Rows from a figure dataset:
%%

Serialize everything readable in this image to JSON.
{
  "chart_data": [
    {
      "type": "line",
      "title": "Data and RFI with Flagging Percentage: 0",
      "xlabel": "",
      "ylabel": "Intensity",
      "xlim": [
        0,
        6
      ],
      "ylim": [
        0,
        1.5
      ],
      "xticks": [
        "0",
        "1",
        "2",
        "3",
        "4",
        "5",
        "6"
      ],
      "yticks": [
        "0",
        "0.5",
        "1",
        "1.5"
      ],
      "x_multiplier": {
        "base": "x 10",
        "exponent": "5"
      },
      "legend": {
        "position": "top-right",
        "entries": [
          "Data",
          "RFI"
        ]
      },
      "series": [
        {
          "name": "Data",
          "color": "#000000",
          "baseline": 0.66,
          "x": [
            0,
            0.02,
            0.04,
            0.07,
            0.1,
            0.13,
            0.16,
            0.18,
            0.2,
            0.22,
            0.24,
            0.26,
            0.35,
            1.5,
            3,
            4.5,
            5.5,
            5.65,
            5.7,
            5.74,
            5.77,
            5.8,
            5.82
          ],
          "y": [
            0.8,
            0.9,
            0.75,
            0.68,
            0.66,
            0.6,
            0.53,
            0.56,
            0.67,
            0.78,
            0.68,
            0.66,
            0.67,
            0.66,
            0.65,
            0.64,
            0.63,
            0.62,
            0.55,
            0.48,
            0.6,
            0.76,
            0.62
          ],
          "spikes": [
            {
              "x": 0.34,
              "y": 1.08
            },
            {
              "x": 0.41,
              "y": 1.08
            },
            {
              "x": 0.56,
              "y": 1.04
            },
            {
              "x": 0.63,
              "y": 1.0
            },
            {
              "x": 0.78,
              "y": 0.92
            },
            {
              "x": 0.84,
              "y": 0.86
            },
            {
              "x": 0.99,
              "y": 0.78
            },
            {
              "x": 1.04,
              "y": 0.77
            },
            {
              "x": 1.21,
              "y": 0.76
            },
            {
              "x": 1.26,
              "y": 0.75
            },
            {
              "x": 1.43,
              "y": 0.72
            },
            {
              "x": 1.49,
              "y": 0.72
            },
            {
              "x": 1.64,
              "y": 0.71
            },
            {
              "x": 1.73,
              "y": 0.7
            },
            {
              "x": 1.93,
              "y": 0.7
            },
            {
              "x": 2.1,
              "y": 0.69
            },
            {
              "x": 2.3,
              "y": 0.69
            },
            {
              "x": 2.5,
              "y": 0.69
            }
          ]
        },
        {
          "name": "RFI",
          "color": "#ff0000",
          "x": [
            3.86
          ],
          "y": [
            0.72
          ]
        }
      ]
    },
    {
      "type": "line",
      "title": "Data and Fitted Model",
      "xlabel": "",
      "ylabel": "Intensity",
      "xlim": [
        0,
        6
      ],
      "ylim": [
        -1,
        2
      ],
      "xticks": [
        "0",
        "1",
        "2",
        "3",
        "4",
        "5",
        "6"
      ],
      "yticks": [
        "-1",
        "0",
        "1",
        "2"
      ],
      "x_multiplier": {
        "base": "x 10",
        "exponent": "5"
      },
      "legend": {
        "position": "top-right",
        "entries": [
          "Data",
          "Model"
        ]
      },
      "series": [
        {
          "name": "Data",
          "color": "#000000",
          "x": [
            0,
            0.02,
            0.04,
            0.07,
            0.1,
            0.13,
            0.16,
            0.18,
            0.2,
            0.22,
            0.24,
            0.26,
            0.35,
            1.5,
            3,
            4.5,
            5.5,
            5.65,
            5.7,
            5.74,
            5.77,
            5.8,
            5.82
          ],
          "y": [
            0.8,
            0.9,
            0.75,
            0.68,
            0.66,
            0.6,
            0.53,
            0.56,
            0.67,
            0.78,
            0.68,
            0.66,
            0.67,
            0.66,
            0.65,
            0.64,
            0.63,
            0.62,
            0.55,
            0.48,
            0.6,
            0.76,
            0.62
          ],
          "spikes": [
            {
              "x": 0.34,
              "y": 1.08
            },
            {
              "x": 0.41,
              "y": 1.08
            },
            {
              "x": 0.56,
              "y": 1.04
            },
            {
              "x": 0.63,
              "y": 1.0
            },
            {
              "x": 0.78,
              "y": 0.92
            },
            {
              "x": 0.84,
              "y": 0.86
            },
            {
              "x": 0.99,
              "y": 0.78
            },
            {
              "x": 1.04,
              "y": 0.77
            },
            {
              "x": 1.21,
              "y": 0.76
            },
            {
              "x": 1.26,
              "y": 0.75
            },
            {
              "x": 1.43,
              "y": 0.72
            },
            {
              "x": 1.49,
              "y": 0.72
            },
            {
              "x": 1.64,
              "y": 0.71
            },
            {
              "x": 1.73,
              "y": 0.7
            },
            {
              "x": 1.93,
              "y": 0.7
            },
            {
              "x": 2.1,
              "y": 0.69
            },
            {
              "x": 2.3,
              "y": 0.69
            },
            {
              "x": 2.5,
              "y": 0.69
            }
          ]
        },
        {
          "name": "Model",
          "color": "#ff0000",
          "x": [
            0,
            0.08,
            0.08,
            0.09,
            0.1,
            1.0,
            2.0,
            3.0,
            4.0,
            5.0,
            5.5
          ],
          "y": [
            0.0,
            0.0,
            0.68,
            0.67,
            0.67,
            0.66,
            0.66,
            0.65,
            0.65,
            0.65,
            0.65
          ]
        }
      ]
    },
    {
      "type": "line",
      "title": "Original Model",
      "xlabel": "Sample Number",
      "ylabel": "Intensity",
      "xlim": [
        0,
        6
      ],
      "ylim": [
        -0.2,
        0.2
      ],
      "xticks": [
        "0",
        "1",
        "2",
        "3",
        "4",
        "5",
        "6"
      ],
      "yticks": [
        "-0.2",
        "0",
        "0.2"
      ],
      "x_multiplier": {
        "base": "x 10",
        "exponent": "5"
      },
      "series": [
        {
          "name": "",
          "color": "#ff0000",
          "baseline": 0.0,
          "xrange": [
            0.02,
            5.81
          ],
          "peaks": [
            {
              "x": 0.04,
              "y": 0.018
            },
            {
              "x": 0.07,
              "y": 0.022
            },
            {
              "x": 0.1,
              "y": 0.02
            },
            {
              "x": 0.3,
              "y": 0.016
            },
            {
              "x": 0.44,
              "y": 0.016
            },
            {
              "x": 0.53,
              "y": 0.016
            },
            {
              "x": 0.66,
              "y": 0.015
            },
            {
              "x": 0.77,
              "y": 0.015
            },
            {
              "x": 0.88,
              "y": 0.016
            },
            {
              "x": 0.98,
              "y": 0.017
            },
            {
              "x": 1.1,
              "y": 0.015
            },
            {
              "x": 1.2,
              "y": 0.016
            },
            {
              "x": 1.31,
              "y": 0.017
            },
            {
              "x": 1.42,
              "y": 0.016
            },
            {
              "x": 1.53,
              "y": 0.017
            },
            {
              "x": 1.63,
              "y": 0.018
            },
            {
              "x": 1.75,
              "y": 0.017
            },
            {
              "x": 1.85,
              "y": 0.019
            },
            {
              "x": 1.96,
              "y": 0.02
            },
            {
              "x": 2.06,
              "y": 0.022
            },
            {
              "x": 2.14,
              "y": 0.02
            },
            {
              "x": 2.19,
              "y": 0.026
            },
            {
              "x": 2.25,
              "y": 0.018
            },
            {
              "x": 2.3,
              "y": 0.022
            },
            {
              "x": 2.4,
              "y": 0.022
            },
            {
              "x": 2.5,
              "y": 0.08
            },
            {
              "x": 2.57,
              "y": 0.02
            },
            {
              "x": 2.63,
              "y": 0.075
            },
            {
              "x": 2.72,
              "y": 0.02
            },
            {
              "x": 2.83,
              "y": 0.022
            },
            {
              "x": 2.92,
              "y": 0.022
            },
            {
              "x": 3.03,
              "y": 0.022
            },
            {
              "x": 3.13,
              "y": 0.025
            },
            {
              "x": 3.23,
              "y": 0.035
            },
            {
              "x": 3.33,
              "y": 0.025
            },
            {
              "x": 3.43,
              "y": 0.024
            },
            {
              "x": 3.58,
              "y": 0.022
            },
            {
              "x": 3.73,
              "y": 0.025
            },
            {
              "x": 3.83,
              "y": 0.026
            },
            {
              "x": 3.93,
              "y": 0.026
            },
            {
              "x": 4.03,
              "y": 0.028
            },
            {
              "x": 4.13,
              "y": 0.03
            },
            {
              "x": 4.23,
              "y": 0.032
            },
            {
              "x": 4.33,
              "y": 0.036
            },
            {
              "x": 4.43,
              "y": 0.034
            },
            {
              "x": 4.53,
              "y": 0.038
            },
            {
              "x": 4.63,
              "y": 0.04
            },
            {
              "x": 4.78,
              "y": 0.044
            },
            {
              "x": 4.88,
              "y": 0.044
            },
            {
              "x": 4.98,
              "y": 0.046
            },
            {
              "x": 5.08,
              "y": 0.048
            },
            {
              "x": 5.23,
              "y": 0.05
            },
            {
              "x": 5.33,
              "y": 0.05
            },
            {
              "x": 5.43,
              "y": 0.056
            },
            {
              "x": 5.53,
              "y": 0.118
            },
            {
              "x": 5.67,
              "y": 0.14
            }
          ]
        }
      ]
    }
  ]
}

%%

EXERCISE:
Where a line above includes "title", copy that line.

WRITTEN RESPONSE:
      "title": "Data and RFI with Flagging Percentage: 0",
      "title": "Data and Fitted Model",
      "title": "Original Model",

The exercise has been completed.